EXERCISE BRIEF: Exactly reproduce the entries, dropping any pictures from your copy.

DATA RECORDS:
------------------------------------------------------------------------
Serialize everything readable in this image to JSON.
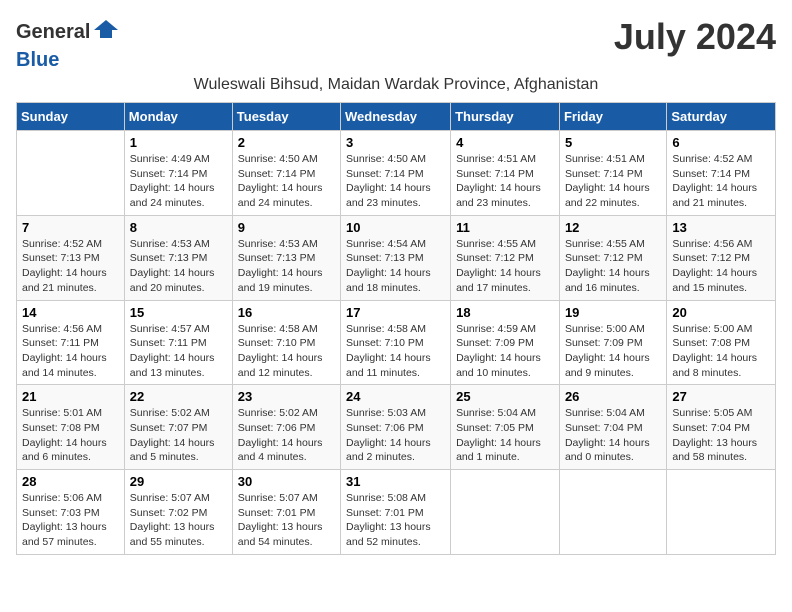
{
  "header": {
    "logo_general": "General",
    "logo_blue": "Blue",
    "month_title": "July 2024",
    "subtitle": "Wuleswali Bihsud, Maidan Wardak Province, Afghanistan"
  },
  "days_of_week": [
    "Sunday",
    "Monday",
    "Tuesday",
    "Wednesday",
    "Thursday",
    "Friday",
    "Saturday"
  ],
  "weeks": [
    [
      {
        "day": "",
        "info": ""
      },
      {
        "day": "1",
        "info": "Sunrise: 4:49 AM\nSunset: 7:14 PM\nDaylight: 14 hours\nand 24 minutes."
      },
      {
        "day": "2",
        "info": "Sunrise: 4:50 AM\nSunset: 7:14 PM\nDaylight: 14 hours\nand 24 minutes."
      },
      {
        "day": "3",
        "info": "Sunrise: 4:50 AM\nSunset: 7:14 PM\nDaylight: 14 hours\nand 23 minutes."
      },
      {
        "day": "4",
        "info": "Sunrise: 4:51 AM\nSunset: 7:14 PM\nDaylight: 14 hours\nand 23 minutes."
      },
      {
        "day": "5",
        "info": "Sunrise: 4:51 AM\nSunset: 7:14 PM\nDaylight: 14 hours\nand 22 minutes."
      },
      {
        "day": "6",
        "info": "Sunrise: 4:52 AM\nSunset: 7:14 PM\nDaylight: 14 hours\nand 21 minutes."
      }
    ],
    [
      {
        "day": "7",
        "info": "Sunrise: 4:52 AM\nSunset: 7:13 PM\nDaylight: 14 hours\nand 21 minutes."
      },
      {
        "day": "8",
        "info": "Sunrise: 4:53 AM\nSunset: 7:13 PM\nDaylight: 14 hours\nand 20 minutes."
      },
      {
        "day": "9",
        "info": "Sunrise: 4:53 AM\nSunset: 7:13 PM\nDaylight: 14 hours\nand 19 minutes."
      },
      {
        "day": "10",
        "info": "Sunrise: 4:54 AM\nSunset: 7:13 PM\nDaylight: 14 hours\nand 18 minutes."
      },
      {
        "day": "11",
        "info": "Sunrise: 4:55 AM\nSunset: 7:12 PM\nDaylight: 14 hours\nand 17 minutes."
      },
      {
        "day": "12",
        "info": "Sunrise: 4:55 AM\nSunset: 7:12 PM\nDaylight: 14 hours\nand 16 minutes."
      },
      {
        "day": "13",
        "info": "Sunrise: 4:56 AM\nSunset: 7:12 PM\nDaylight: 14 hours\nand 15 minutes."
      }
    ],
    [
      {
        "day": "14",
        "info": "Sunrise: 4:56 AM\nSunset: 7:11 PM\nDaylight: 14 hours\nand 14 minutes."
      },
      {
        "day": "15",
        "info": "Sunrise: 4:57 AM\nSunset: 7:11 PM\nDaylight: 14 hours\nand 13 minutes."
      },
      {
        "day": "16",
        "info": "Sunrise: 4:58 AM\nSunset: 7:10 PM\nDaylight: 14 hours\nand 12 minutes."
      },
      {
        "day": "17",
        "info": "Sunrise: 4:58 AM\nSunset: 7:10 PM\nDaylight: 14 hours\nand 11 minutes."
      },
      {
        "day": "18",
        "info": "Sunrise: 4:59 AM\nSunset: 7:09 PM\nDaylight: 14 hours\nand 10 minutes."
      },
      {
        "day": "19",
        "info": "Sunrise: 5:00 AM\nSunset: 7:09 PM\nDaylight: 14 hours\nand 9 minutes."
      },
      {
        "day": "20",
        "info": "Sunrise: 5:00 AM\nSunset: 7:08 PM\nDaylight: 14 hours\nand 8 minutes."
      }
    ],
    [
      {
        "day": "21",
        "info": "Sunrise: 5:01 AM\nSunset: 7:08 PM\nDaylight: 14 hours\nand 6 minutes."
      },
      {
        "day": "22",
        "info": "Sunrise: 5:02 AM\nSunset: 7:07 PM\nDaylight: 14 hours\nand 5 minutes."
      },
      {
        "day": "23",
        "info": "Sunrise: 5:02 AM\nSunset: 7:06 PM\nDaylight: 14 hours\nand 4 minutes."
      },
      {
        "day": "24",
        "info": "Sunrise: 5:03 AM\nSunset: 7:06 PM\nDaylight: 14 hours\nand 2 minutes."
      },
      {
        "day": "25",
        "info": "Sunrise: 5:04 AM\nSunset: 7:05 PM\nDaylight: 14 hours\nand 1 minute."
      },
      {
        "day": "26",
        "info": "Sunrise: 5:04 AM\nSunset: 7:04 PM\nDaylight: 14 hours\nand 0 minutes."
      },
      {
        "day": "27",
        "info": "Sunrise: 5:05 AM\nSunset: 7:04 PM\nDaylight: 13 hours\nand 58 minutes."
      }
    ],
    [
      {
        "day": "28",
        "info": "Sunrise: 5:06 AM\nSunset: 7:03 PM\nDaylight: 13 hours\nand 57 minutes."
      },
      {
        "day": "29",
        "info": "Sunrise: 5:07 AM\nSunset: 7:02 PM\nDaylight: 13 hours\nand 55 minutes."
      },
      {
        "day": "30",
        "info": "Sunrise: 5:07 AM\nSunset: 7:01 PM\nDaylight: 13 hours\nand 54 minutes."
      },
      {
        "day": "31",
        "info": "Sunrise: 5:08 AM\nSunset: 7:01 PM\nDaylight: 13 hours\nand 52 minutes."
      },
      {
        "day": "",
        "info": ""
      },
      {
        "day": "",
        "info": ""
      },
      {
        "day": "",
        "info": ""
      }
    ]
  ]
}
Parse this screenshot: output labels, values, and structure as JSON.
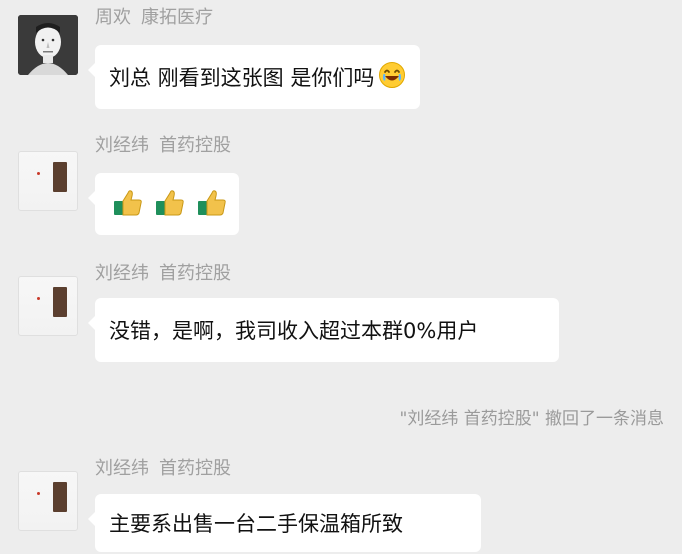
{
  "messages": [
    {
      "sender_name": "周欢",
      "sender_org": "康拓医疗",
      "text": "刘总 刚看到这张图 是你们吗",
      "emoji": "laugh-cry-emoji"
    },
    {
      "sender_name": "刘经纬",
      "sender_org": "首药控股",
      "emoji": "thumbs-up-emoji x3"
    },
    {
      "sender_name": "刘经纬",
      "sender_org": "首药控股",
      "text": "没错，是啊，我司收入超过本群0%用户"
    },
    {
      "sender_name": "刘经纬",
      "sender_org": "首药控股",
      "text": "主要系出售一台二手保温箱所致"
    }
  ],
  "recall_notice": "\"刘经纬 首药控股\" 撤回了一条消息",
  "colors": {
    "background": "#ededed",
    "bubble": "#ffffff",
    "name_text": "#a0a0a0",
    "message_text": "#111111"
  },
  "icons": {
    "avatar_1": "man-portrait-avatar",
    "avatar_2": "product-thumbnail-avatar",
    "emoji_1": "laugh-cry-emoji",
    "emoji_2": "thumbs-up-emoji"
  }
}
------------------------------------------------------------------------
THE OUTPUT:
Serialize everything readable in this image to JSON.
{
  "header": {
    "logo_general": "General",
    "logo_blue": "Blue",
    "month_title": "July 2024",
    "subtitle": "Wuleswali Bihsud, Maidan Wardak Province, Afghanistan"
  },
  "days_of_week": [
    "Sunday",
    "Monday",
    "Tuesday",
    "Wednesday",
    "Thursday",
    "Friday",
    "Saturday"
  ],
  "weeks": [
    [
      {
        "day": "",
        "info": ""
      },
      {
        "day": "1",
        "info": "Sunrise: 4:49 AM\nSunset: 7:14 PM\nDaylight: 14 hours\nand 24 minutes."
      },
      {
        "day": "2",
        "info": "Sunrise: 4:50 AM\nSunset: 7:14 PM\nDaylight: 14 hours\nand 24 minutes."
      },
      {
        "day": "3",
        "info": "Sunrise: 4:50 AM\nSunset: 7:14 PM\nDaylight: 14 hours\nand 23 minutes."
      },
      {
        "day": "4",
        "info": "Sunrise: 4:51 AM\nSunset: 7:14 PM\nDaylight: 14 hours\nand 23 minutes."
      },
      {
        "day": "5",
        "info": "Sunrise: 4:51 AM\nSunset: 7:14 PM\nDaylight: 14 hours\nand 22 minutes."
      },
      {
        "day": "6",
        "info": "Sunrise: 4:52 AM\nSunset: 7:14 PM\nDaylight: 14 hours\nand 21 minutes."
      }
    ],
    [
      {
        "day": "7",
        "info": "Sunrise: 4:52 AM\nSunset: 7:13 PM\nDaylight: 14 hours\nand 21 minutes."
      },
      {
        "day": "8",
        "info": "Sunrise: 4:53 AM\nSunset: 7:13 PM\nDaylight: 14 hours\nand 20 minutes."
      },
      {
        "day": "9",
        "info": "Sunrise: 4:53 AM\nSunset: 7:13 PM\nDaylight: 14 hours\nand 19 minutes."
      },
      {
        "day": "10",
        "info": "Sunrise: 4:54 AM\nSunset: 7:13 PM\nDaylight: 14 hours\nand 18 minutes."
      },
      {
        "day": "11",
        "info": "Sunrise: 4:55 AM\nSunset: 7:12 PM\nDaylight: 14 hours\nand 17 minutes."
      },
      {
        "day": "12",
        "info": "Sunrise: 4:55 AM\nSunset: 7:12 PM\nDaylight: 14 hours\nand 16 minutes."
      },
      {
        "day": "13",
        "info": "Sunrise: 4:56 AM\nSunset: 7:12 PM\nDaylight: 14 hours\nand 15 minutes."
      }
    ],
    [
      {
        "day": "14",
        "info": "Sunrise: 4:56 AM\nSunset: 7:11 PM\nDaylight: 14 hours\nand 14 minutes."
      },
      {
        "day": "15",
        "info": "Sunrise: 4:57 AM\nSunset: 7:11 PM\nDaylight: 14 hours\nand 13 minutes."
      },
      {
        "day": "16",
        "info": "Sunrise: 4:58 AM\nSunset: 7:10 PM\nDaylight: 14 hours\nand 12 minutes."
      },
      {
        "day": "17",
        "info": "Sunrise: 4:58 AM\nSunset: 7:10 PM\nDaylight: 14 hours\nand 11 minutes."
      },
      {
        "day": "18",
        "info": "Sunrise: 4:59 AM\nSunset: 7:09 PM\nDaylight: 14 hours\nand 10 minutes."
      },
      {
        "day": "19",
        "info": "Sunrise: 5:00 AM\nSunset: 7:09 PM\nDaylight: 14 hours\nand 9 minutes."
      },
      {
        "day": "20",
        "info": "Sunrise: 5:00 AM\nSunset: 7:08 PM\nDaylight: 14 hours\nand 8 minutes."
      }
    ],
    [
      {
        "day": "21",
        "info": "Sunrise: 5:01 AM\nSunset: 7:08 PM\nDaylight: 14 hours\nand 6 minutes."
      },
      {
        "day": "22",
        "info": "Sunrise: 5:02 AM\nSunset: 7:07 PM\nDaylight: 14 hours\nand 5 minutes."
      },
      {
        "day": "23",
        "info": "Sunrise: 5:02 AM\nSunset: 7:06 PM\nDaylight: 14 hours\nand 4 minutes."
      },
      {
        "day": "24",
        "info": "Sunrise: 5:03 AM\nSunset: 7:06 PM\nDaylight: 14 hours\nand 2 minutes."
      },
      {
        "day": "25",
        "info": "Sunrise: 5:04 AM\nSunset: 7:05 PM\nDaylight: 14 hours\nand 1 minute."
      },
      {
        "day": "26",
        "info": "Sunrise: 5:04 AM\nSunset: 7:04 PM\nDaylight: 14 hours\nand 0 minutes."
      },
      {
        "day": "27",
        "info": "Sunrise: 5:05 AM\nSunset: 7:04 PM\nDaylight: 13 hours\nand 58 minutes."
      }
    ],
    [
      {
        "day": "28",
        "info": "Sunrise: 5:06 AM\nSunset: 7:03 PM\nDaylight: 13 hours\nand 57 minutes."
      },
      {
        "day": "29",
        "info": "Sunrise: 5:07 AM\nSunset: 7:02 PM\nDaylight: 13 hours\nand 55 minutes."
      },
      {
        "day": "30",
        "info": "Sunrise: 5:07 AM\nSunset: 7:01 PM\nDaylight: 13 hours\nand 54 minutes."
      },
      {
        "day": "31",
        "info": "Sunrise: 5:08 AM\nSunset: 7:01 PM\nDaylight: 13 hours\nand 52 minutes."
      },
      {
        "day": "",
        "info": ""
      },
      {
        "day": "",
        "info": ""
      },
      {
        "day": "",
        "info": ""
      }
    ]
  ]
}
Parse this screenshot: output labels, values, and structure as JSON.
{
  "messages": [
    {
      "sender_name": "周欢",
      "sender_org": "康拓医疗",
      "text": "刘总 刚看到这张图 是你们吗",
      "emoji": "laugh-cry-emoji"
    },
    {
      "sender_name": "刘经纬",
      "sender_org": "首药控股",
      "emoji": "thumbs-up-emoji x3"
    },
    {
      "sender_name": "刘经纬",
      "sender_org": "首药控股",
      "text": "没错，是啊，我司收入超过本群0%用户"
    },
    {
      "sender_name": "刘经纬",
      "sender_org": "首药控股",
      "text": "主要系出售一台二手保温箱所致"
    }
  ],
  "recall_notice": "\"刘经纬 首药控股\" 撤回了一条消息",
  "colors": {
    "background": "#ededed",
    "bubble": "#ffffff",
    "name_text": "#a0a0a0",
    "message_text": "#111111"
  },
  "icons": {
    "avatar_1": "man-portrait-avatar",
    "avatar_2": "product-thumbnail-avatar",
    "emoji_1": "laugh-cry-emoji",
    "emoji_2": "thumbs-up-emoji"
  }
}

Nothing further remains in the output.